THE REQUEST
Locate every line in the records below that holds the word "text" and return each one.

Saved data entries:

= = =

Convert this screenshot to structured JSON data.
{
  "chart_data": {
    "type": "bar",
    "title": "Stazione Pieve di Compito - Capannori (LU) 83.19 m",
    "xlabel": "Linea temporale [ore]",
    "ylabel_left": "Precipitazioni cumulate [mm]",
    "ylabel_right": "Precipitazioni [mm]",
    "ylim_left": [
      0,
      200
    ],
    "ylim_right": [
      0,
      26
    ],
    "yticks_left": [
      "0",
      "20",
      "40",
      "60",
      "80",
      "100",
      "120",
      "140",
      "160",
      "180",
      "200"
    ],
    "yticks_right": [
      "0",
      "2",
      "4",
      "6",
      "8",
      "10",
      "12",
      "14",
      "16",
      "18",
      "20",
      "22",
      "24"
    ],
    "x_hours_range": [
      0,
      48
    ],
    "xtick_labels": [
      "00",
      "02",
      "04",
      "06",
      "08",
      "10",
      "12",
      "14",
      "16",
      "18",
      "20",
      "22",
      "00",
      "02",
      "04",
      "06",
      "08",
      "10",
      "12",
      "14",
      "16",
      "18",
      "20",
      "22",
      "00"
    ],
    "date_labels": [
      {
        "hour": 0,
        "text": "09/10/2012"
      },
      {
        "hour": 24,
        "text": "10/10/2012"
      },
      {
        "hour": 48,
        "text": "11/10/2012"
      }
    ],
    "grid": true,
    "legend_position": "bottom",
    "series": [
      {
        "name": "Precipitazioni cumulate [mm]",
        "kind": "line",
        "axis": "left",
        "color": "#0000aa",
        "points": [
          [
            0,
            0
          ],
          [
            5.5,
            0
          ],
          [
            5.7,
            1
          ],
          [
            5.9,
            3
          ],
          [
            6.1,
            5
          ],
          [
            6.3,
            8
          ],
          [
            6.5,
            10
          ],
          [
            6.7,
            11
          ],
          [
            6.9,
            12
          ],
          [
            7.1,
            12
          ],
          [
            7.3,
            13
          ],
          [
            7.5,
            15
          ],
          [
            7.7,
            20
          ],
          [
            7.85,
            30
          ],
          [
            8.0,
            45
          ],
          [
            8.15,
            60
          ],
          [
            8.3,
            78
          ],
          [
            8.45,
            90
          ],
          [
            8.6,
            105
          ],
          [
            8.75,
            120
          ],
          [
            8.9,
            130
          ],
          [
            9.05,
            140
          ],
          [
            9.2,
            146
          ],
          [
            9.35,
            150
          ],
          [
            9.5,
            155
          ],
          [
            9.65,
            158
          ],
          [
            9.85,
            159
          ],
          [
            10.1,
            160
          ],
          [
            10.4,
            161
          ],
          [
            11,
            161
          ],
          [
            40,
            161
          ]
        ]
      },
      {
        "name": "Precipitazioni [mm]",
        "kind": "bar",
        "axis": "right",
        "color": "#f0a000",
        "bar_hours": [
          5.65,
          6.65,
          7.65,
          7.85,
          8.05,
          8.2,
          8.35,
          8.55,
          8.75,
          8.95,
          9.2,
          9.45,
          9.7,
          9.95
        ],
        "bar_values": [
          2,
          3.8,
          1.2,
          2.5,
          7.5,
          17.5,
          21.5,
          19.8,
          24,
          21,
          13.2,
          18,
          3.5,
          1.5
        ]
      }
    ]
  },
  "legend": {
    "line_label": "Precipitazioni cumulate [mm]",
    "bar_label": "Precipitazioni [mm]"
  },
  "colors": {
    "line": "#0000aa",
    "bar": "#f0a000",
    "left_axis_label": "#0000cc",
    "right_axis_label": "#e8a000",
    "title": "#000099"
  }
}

= = =

FINAL RESULT
        "text": "09/10/2012"
        "text": "10/10/2012"
        "text": "11/10/2012"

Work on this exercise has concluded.